• Provided data
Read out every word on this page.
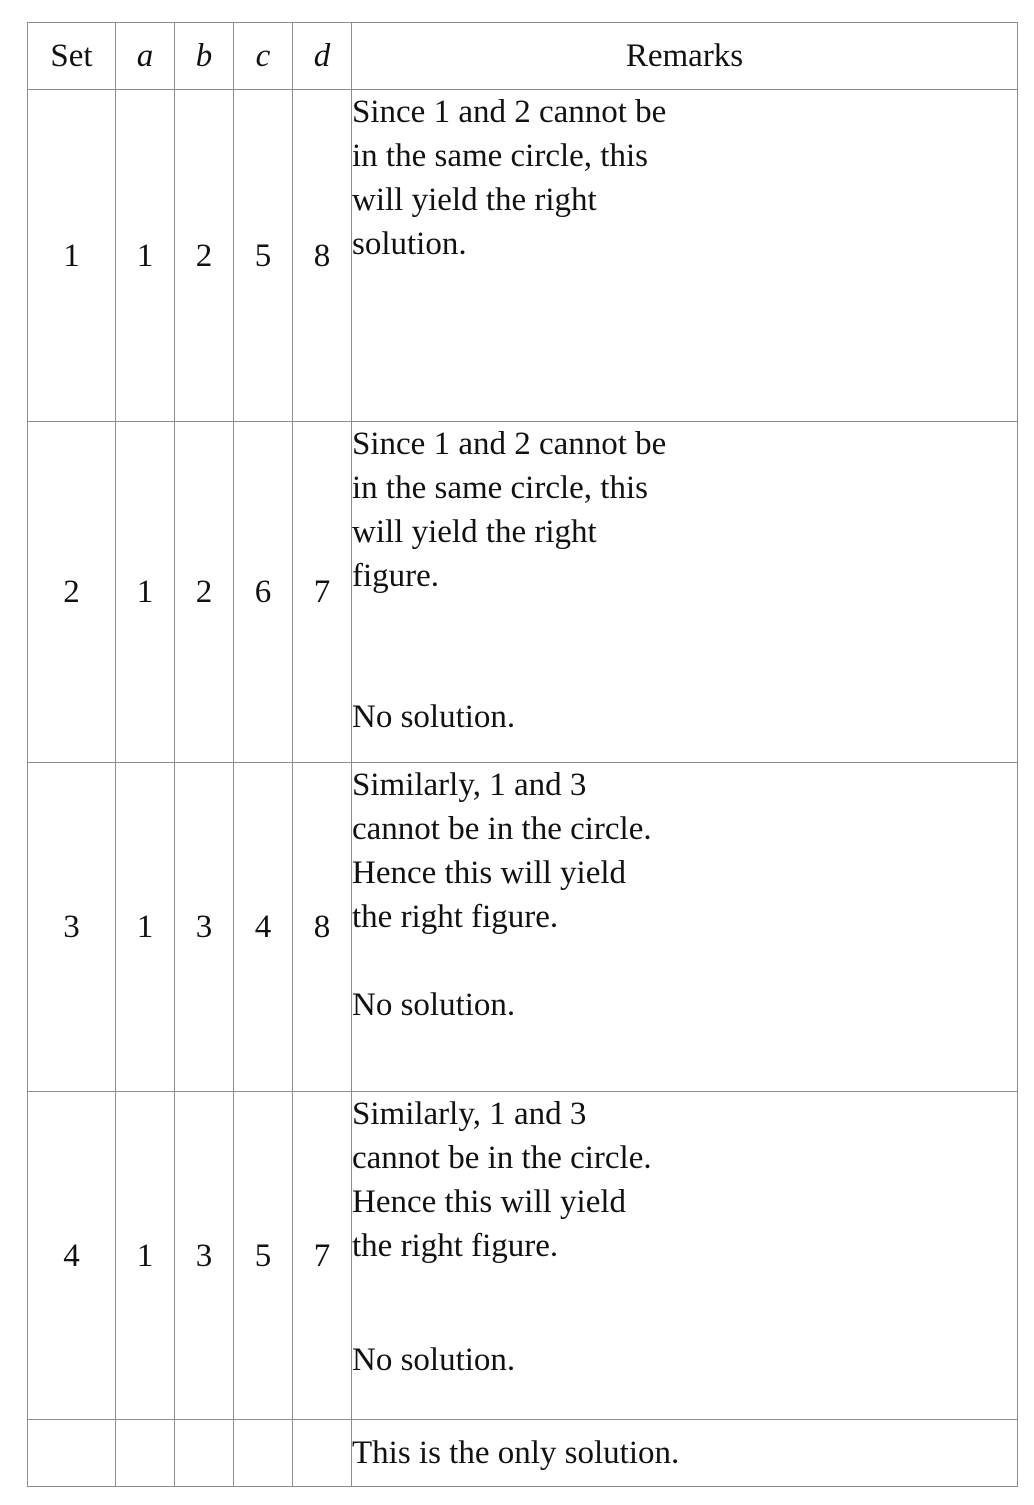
Set	a	b	c	d	Remarks
1	1	2	5	8	Since 1 and 2 cannot be
in the same circle, this
will yield the right
solution.

2	1	2	6	7	Since 1 and 2 cannot be
in the same circle, this
will yield the right
figure.
No solution.

3	1	3	4	8	Similarly, 1 and 3
cannot be in the circle.
Hence this will yield
the right figure.
No solution.

4	1	3	5	7	Similarly, 1 and 3
cannot be in the circle.
Hence this will yield
the right figure.
No solution.

					This is the only solution.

• Exercise prompt
Quote each entry above verbatim and drop the pictures.

• Reply
Read out every word on this page.
Set	a	b	c	d	Remarks
1	1	2	5	8	Since 1 and 2 cannot be
in the same circle, this
will yield the right
solution.

2	1	2	6	7	Since 1 and 2 cannot be
in the same circle, this
will yield the right
figure.
No solution.

3	1	3	4	8	Similarly, 1 and 3
cannot be in the circle.
Hence this will yield
the right figure.
No solution.

4	1	3	5	7	Similarly, 1 and 3
cannot be in the circle.
Hence this will yield
the right figure.
No solution.

					This is the only solution.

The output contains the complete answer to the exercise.